• _REQUEST_: Write every record out again exactly, and keep images out of it.

• _PROVIDED DATA_:
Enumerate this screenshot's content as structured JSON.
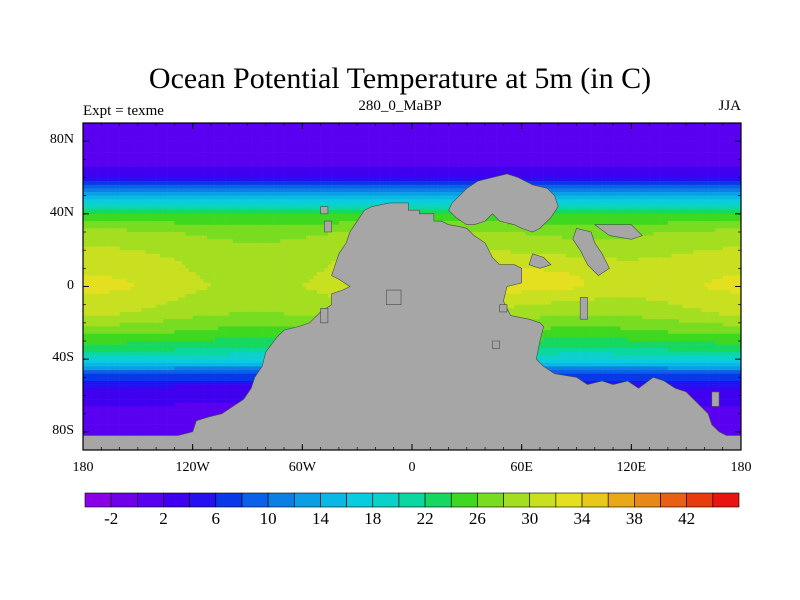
{
  "title": "Ocean Potential Temperature at 5m (in C)",
  "left_string": "Expt = texme",
  "center_string": "280_0_MaBP",
  "right_string": "JJA",
  "axes": {
    "lon_range": [
      -180,
      180
    ],
    "lat_range": [
      -90,
      90
    ],
    "x_ticks": [
      {
        "value": -180,
        "label": "180"
      },
      {
        "value": -120,
        "label": "120W"
      },
      {
        "value": -60,
        "label": "60W"
      },
      {
        "value": 0,
        "label": "0"
      },
      {
        "value": 60,
        "label": "60E"
      },
      {
        "value": 120,
        "label": "120E"
      },
      {
        "value": 180,
        "label": "180"
      }
    ],
    "y_ticks": [
      {
        "value": 80,
        "label": "80N"
      },
      {
        "value": 40,
        "label": "40N"
      },
      {
        "value": 0,
        "label": "0"
      },
      {
        "value": -40,
        "label": "40S"
      },
      {
        "value": -80,
        "label": "80S"
      }
    ]
  },
  "land_color": "#a6a6a6",
  "colorbar": {
    "colors": [
      "#8a00e6",
      "#7000ea",
      "#5a00f0",
      "#4000f0",
      "#2410f0",
      "#0838e8",
      "#0a60e8",
      "#0a80e6",
      "#0a9ee6",
      "#0ab8e6",
      "#0acce0",
      "#0ad2c8",
      "#0ad8a0",
      "#16d860",
      "#3ed820",
      "#78dc20",
      "#a4de20",
      "#c8e020",
      "#e4e020",
      "#e8c818",
      "#e8a818",
      "#e88818",
      "#e86014",
      "#e83c10",
      "#e81410"
    ],
    "tick_labels": [
      "-2",
      "2",
      "6",
      "10",
      "14",
      "18",
      "22",
      "26",
      "30",
      "34",
      "38",
      "42"
    ]
  },
  "chart_data": {
    "type": "heatmap",
    "title": "Ocean Potential Temperature at 5m (in C)",
    "variable": "ocean potential temperature at 5m (C)",
    "season": "JJA",
    "experiment": "texme",
    "time": "280_0_MaBP",
    "projection": "cylindrical equidistant",
    "lon_range": [
      -180,
      180
    ],
    "lat_range": [
      -90,
      90
    ],
    "contour_levels": [
      -4,
      -2,
      0,
      2,
      4,
      6,
      8,
      10,
      12,
      14,
      16,
      18,
      20,
      22,
      24,
      26,
      28,
      30,
      32,
      34,
      36,
      38,
      40,
      42
    ],
    "zonal_profile_open_ocean": [
      {
        "lat": 88,
        "temp": -1.5
      },
      {
        "lat": 70,
        "temp": -1
      },
      {
        "lat": 60,
        "temp": 2
      },
      {
        "lat": 50,
        "temp": 12
      },
      {
        "lat": 40,
        "temp": 22
      },
      {
        "lat": 30,
        "temp": 26
      },
      {
        "lat": 15,
        "temp": 28
      },
      {
        "lat": 0,
        "temp": 29
      },
      {
        "lat": -15,
        "temp": 27
      },
      {
        "lat": -25,
        "temp": 24
      },
      {
        "lat": -35,
        "temp": 20
      },
      {
        "lat": -42,
        "temp": 14
      },
      {
        "lat": -48,
        "temp": 6
      },
      {
        "lat": -55,
        "temp": 2
      },
      {
        "lat": -65,
        "temp": 0
      },
      {
        "lat": -90,
        "temp": -1.5
      }
    ],
    "tethys_equatorial_max": 32
  }
}
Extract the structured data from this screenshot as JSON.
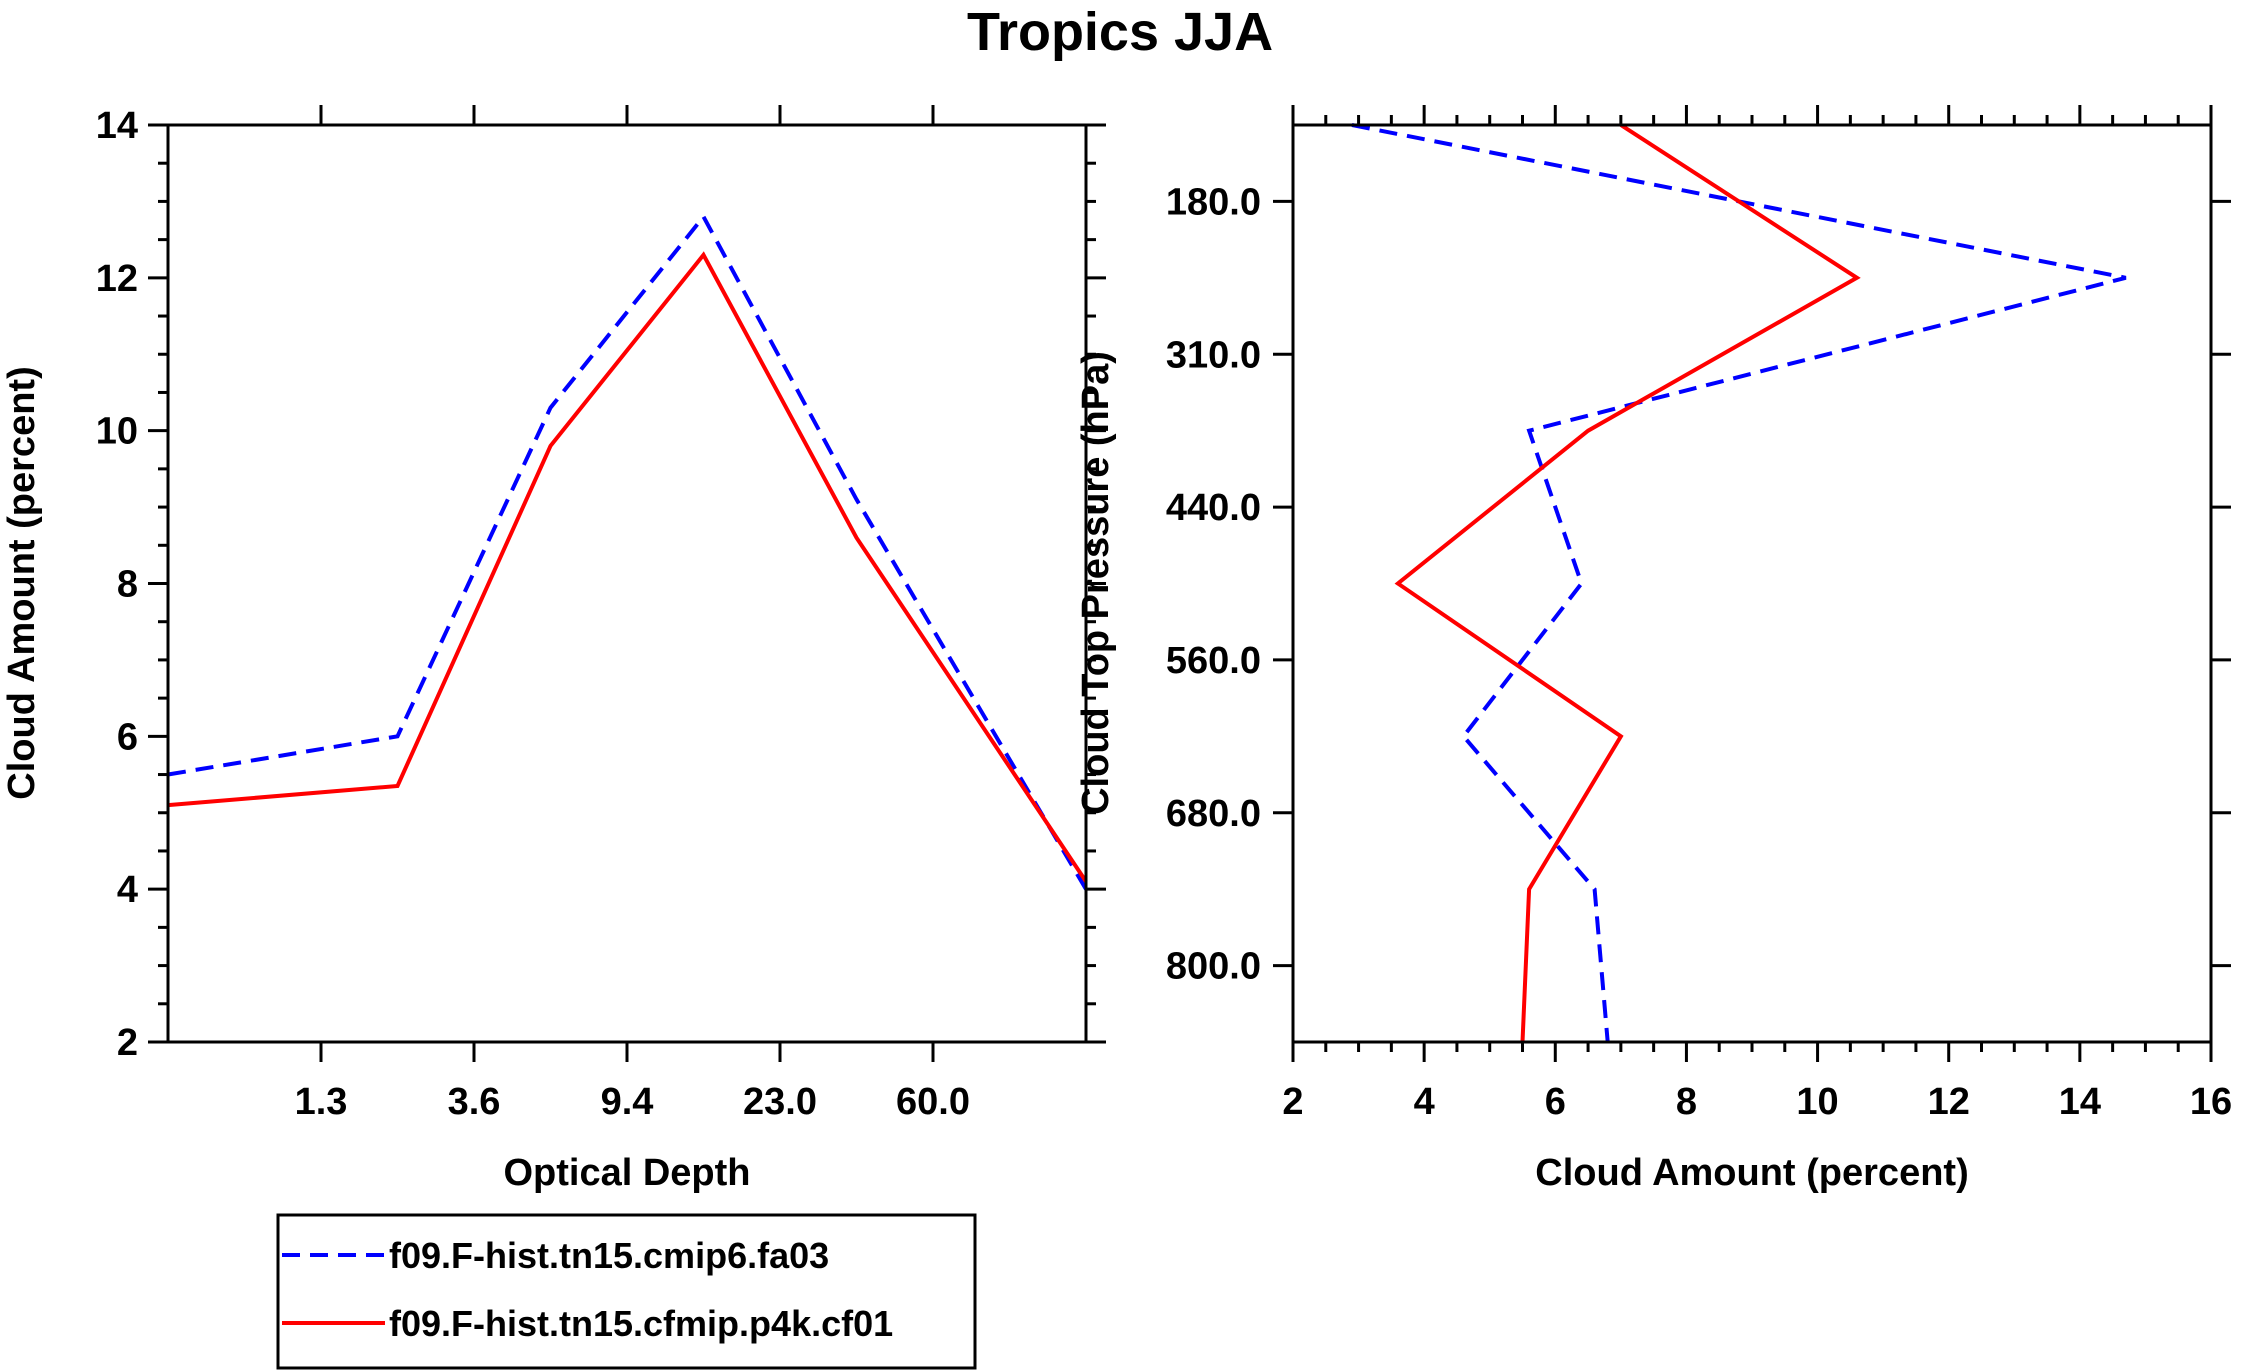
{
  "title": "Tropics JJA",
  "legend": {
    "entries": [
      {
        "name": "f09.F-hist.tn15.cmip6.fa03",
        "color": "#0000ff",
        "dash": true
      },
      {
        "name": "f09.F-hist.tn15.cfmip.p4k.cf01",
        "color": "#ff0000",
        "dash": false
      }
    ]
  },
  "chart_data": [
    {
      "type": "line",
      "title": "Tropics JJA",
      "xlabel": "Optical Depth",
      "ylabel": "Cloud Amount (percent)",
      "xlim": [
        0,
        6
      ],
      "ylim": [
        2,
        14
      ],
      "xticks": [
        1,
        2,
        3,
        4,
        5
      ],
      "xtick_labels": [
        "1.3",
        "3.6",
        "9.4",
        "23.0",
        "60.0"
      ],
      "yticks": [
        2,
        4,
        6,
        8,
        10,
        12,
        14
      ],
      "ytick_labels": [
        "2",
        "4",
        "6",
        "8",
        "10",
        "12",
        "14"
      ],
      "x": [
        0,
        1.5,
        2.5,
        3.5,
        4.5,
        6
      ],
      "series": [
        {
          "name": "f09.F-hist.tn15.cmip6.fa03",
          "values": [
            5.5,
            6.0,
            10.3,
            12.8,
            9.1,
            4.0
          ]
        },
        {
          "name": "f09.F-hist.tn15.cfmip.p4k.cf01",
          "values": [
            5.1,
            5.35,
            9.8,
            12.3,
            8.6,
            4.1
          ]
        }
      ]
    },
    {
      "type": "line",
      "orientation": "vertical-profile",
      "xlabel": "Cloud Amount (percent)",
      "ylabel": "Cloud Top Pressure (hPa)",
      "xlim": [
        2,
        16
      ],
      "ylim": [
        0,
        12
      ],
      "xticks": [
        2,
        4,
        6,
        8,
        10,
        12,
        14,
        16
      ],
      "xtick_labels": [
        "2",
        "4",
        "6",
        "8",
        "10",
        "12",
        "14",
        "16"
      ],
      "yticks": [
        1,
        3,
        5,
        7,
        9,
        11
      ],
      "ytick_labels": [
        "180.0",
        "310.0",
        "440.0",
        "560.0",
        "680.0",
        "800.0"
      ],
      "y": [
        0,
        2,
        4,
        6,
        8,
        10,
        12
      ],
      "series": [
        {
          "name": "f09.F-hist.tn15.cmip6.fa03",
          "values": [
            2.9,
            14.7,
            5.6,
            6.4,
            4.6,
            6.6,
            6.8
          ]
        },
        {
          "name": "f09.F-hist.tn15.cfmip.p4k.cf01",
          "values": [
            7.0,
            10.6,
            6.5,
            3.6,
            7.0,
            5.6,
            5.5
          ]
        }
      ]
    }
  ]
}
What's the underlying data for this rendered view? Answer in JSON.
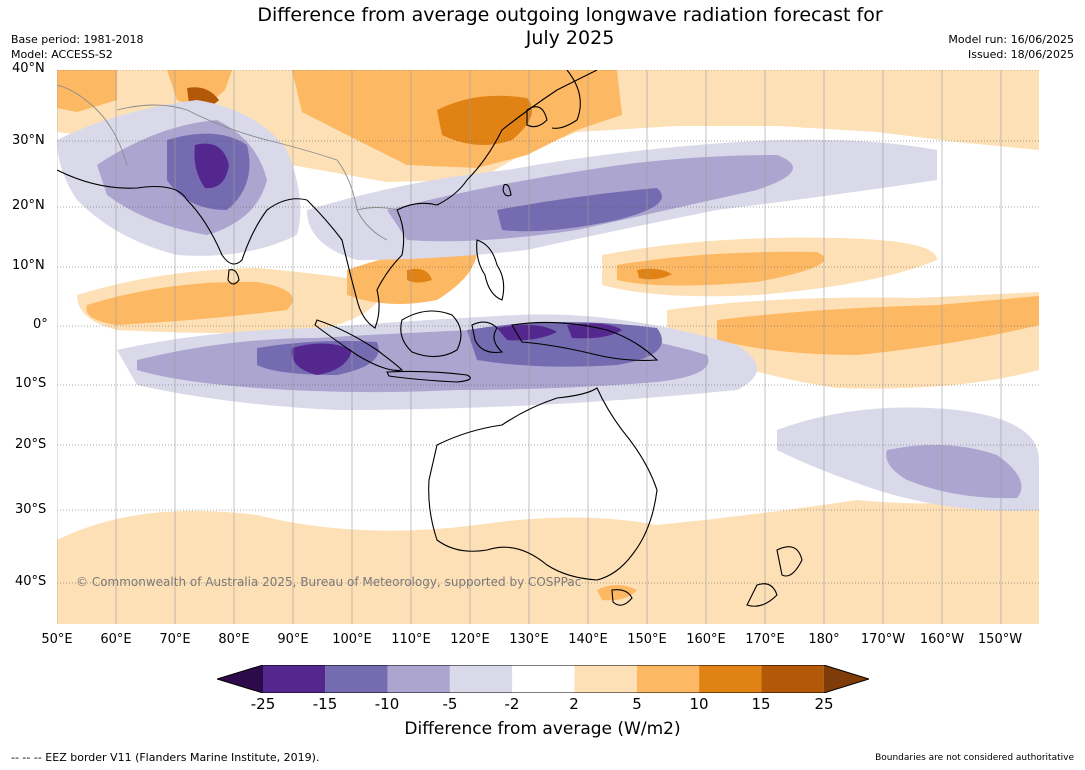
{
  "header": {
    "title_line1": "Difference from average outgoing longwave radiation forecast for",
    "title_line2": "July 2025",
    "base_period": "Base period: 1981-2018",
    "model": "Model: ACCESS-S2",
    "model_run": "Model run: 16/06/2025",
    "issued": "Issued: 18/06/2025"
  },
  "map": {
    "lat_labels": [
      "40°N",
      "30°N",
      "20°N",
      "10°N",
      "0°",
      "10°S",
      "20°S",
      "30°S",
      "40°S"
    ],
    "lon_labels": [
      "50°E",
      "60°E",
      "70°E",
      "80°E",
      "90°E",
      "100°E",
      "110°E",
      "120°E",
      "130°E",
      "140°E",
      "150°E",
      "160°E",
      "170°E",
      "180°",
      "170°W",
      "160°W",
      "150°W"
    ],
    "copyright": "© Commonwealth of Australia 2025, Bureau of Meteorology, supported by COSPPac"
  },
  "colorbar": {
    "title": "Difference from average (W/m2)",
    "ticks": [
      "-25",
      "-15",
      "-10",
      "-5",
      "-2",
      "2",
      "5",
      "10",
      "15",
      "25"
    ],
    "colors": {
      "below_-25": "#2d0a4a",
      "-25_to_-15": "#54278f",
      "-15_to_-10": "#756bb1",
      "-10_to_-5": "#aba5cf",
      "-5_to_-2": "#d9d9ea",
      "-2_to_2": "#ffffff",
      "2_to_5": "#fee0b6",
      "5_to_10": "#fdb863",
      "10_to_15": "#e08214",
      "15_to_25": "#b35806",
      "above_25": "#7f3b08"
    }
  },
  "footer": {
    "eez_note": "--  --  -- EEZ border V11 (Flanders Marine Institute, 2019).",
    "boundary_note": "Boundaries are not considered authoritative"
  }
}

• _EXERCISE RESULT_:
Enumerate this screenshot's content as structured JSON.
{
  "title": "Ocean Potential Temperature at 5m (in C)",
  "left_string": "Expt = texme",
  "center_string": "280_0_MaBP",
  "right_string": "JJA",
  "axes": {
    "lon_range": [
      -180,
      180
    ],
    "lat_range": [
      -90,
      90
    ],
    "x_ticks": [
      {
        "value": -180,
        "label": "180"
      },
      {
        "value": -120,
        "label": "120W"
      },
      {
        "value": -60,
        "label": "60W"
      },
      {
        "value": 0,
        "label": "0"
      },
      {
        "value": 60,
        "label": "60E"
      },
      {
        "value": 120,
        "label": "120E"
      },
      {
        "value": 180,
        "label": "180"
      }
    ],
    "y_ticks": [
      {
        "value": 80,
        "label": "80N"
      },
      {
        "value": 40,
        "label": "40N"
      },
      {
        "value": 0,
        "label": "0"
      },
      {
        "value": -40,
        "label": "40S"
      },
      {
        "value": -80,
        "label": "80S"
      }
    ]
  },
  "land_color": "#a6a6a6",
  "colorbar": {
    "colors": [
      "#8a00e6",
      "#7000ea",
      "#5a00f0",
      "#4000f0",
      "#2410f0",
      "#0838e8",
      "#0a60e8",
      "#0a80e6",
      "#0a9ee6",
      "#0ab8e6",
      "#0acce0",
      "#0ad2c8",
      "#0ad8a0",
      "#16d860",
      "#3ed820",
      "#78dc20",
      "#a4de20",
      "#c8e020",
      "#e4e020",
      "#e8c818",
      "#e8a818",
      "#e88818",
      "#e86014",
      "#e83c10",
      "#e81410"
    ],
    "tick_labels": [
      "-2",
      "2",
      "6",
      "10",
      "14",
      "18",
      "22",
      "26",
      "30",
      "34",
      "38",
      "42"
    ]
  },
  "chart_data": {
    "type": "heatmap",
    "title": "Ocean Potential Temperature at 5m (in C)",
    "variable": "ocean potential temperature at 5m (C)",
    "season": "JJA",
    "experiment": "texme",
    "time": "280_0_MaBP",
    "projection": "cylindrical equidistant",
    "lon_range": [
      -180,
      180
    ],
    "lat_range": [
      -90,
      90
    ],
    "contour_levels": [
      -4,
      -2,
      0,
      2,
      4,
      6,
      8,
      10,
      12,
      14,
      16,
      18,
      20,
      22,
      24,
      26,
      28,
      30,
      32,
      34,
      36,
      38,
      40,
      42
    ],
    "zonal_profile_open_ocean": [
      {
        "lat": 88,
        "temp": -1.5
      },
      {
        "lat": 70,
        "temp": -1
      },
      {
        "lat": 60,
        "temp": 2
      },
      {
        "lat": 50,
        "temp": 12
      },
      {
        "lat": 40,
        "temp": 22
      },
      {
        "lat": 30,
        "temp": 26
      },
      {
        "lat": 15,
        "temp": 28
      },
      {
        "lat": 0,
        "temp": 29
      },
      {
        "lat": -15,
        "temp": 27
      },
      {
        "lat": -25,
        "temp": 24
      },
      {
        "lat": -35,
        "temp": 20
      },
      {
        "lat": -42,
        "temp": 14
      },
      {
        "lat": -48,
        "temp": 6
      },
      {
        "lat": -55,
        "temp": 2
      },
      {
        "lat": -65,
        "temp": 0
      },
      {
        "lat": -90,
        "temp": -1.5
      }
    ],
    "tethys_equatorial_max": 32
  }
}
Extract the structured data from this screenshot as JSON.
{
  "title": "Tropics JJA",
  "legend": {
    "entries": [
      {
        "name": "f09.F-hist.tn15.cmip6.fa03",
        "color": "#0000ff",
        "dash": true
      },
      {
        "name": "f09.F-hist.tn15.cfmip.p4k.cf01",
        "color": "#ff0000",
        "dash": false
      }
    ]
  },
  "chart_data": [
    {
      "type": "line",
      "title": "Tropics JJA",
      "xlabel": "Optical Depth",
      "ylabel": "Cloud Amount (percent)",
      "xlim": [
        0,
        6
      ],
      "ylim": [
        2,
        14
      ],
      "xticks": [
        1,
        2,
        3,
        4,
        5
      ],
      "xtick_labels": [
        "1.3",
        "3.6",
        "9.4",
        "23.0",
        "60.0"
      ],
      "yticks": [
        2,
        4,
        6,
        8,
        10,
        12,
        14
      ],
      "ytick_labels": [
        "2",
        "4",
        "6",
        "8",
        "10",
        "12",
        "14"
      ],
      "x": [
        0,
        1.5,
        2.5,
        3.5,
        4.5,
        6
      ],
      "series": [
        {
          "name": "f09.F-hist.tn15.cmip6.fa03",
          "values": [
            5.5,
            6.0,
            10.3,
            12.8,
            9.1,
            4.0
          ]
        },
        {
          "name": "f09.F-hist.tn15.cfmip.p4k.cf01",
          "values": [
            5.1,
            5.35,
            9.8,
            12.3,
            8.6,
            4.1
          ]
        }
      ]
    },
    {
      "type": "line",
      "orientation": "vertical-profile",
      "xlabel": "Cloud Amount (percent)",
      "ylabel": "Cloud Top Pressure (hPa)",
      "xlim": [
        2,
        16
      ],
      "ylim": [
        0,
        12
      ],
      "xticks": [
        2,
        4,
        6,
        8,
        10,
        12,
        14,
        16
      ],
      "xtick_labels": [
        "2",
        "4",
        "6",
        "8",
        "10",
        "12",
        "14",
        "16"
      ],
      "yticks": [
        1,
        3,
        5,
        7,
        9,
        11
      ],
      "ytick_labels": [
        "180.0",
        "310.0",
        "440.0",
        "560.0",
        "680.0",
        "800.0"
      ],
      "y": [
        0,
        2,
        4,
        6,
        8,
        10,
        12
      ],
      "series": [
        {
          "name": "f09.F-hist.tn15.cmip6.fa03",
          "values": [
            2.9,
            14.7,
            5.6,
            6.4,
            4.6,
            6.6,
            6.8
          ]
        },
        {
          "name": "f09.F-hist.tn15.cfmip.p4k.cf01",
          "values": [
            7.0,
            10.6,
            6.5,
            3.6,
            7.0,
            5.6,
            5.5
          ]
        }
      ]
    }
  ]
}
What's the underlying data for this rendered view? Answer in JSON.
{
  "header": {
    "title_line1": "Difference from average outgoing longwave radiation forecast for",
    "title_line2": "July 2025",
    "base_period": "Base period: 1981-2018",
    "model": "Model: ACCESS-S2",
    "model_run": "Model run: 16/06/2025",
    "issued": "Issued: 18/06/2025"
  },
  "map": {
    "lat_labels": [
      "40°N",
      "30°N",
      "20°N",
      "10°N",
      "0°",
      "10°S",
      "20°S",
      "30°S",
      "40°S"
    ],
    "lon_labels": [
      "50°E",
      "60°E",
      "70°E",
      "80°E",
      "90°E",
      "100°E",
      "110°E",
      "120°E",
      "130°E",
      "140°E",
      "150°E",
      "160°E",
      "170°E",
      "180°",
      "170°W",
      "160°W",
      "150°W"
    ],
    "copyright": "© Commonwealth of Australia 2025, Bureau of Meteorology, supported by COSPPac"
  },
  "colorbar": {
    "title": "Difference from average (W/m2)",
    "ticks": [
      "-25",
      "-15",
      "-10",
      "-5",
      "-2",
      "2",
      "5",
      "10",
      "15",
      "25"
    ],
    "colors": {
      "below_-25": "#2d0a4a",
      "-25_to_-15": "#54278f",
      "-15_to_-10": "#756bb1",
      "-10_to_-5": "#aba5cf",
      "-5_to_-2": "#d9d9ea",
      "-2_to_2": "#ffffff",
      "2_to_5": "#fee0b6",
      "5_to_10": "#fdb863",
      "10_to_15": "#e08214",
      "15_to_25": "#b35806",
      "above_25": "#7f3b08"
    }
  },
  "footer": {
    "eez_note": "--  --  -- EEZ border V11 (Flanders Marine Institute, 2019).",
    "boundary_note": "Boundaries are not considered authoritative"
  }
}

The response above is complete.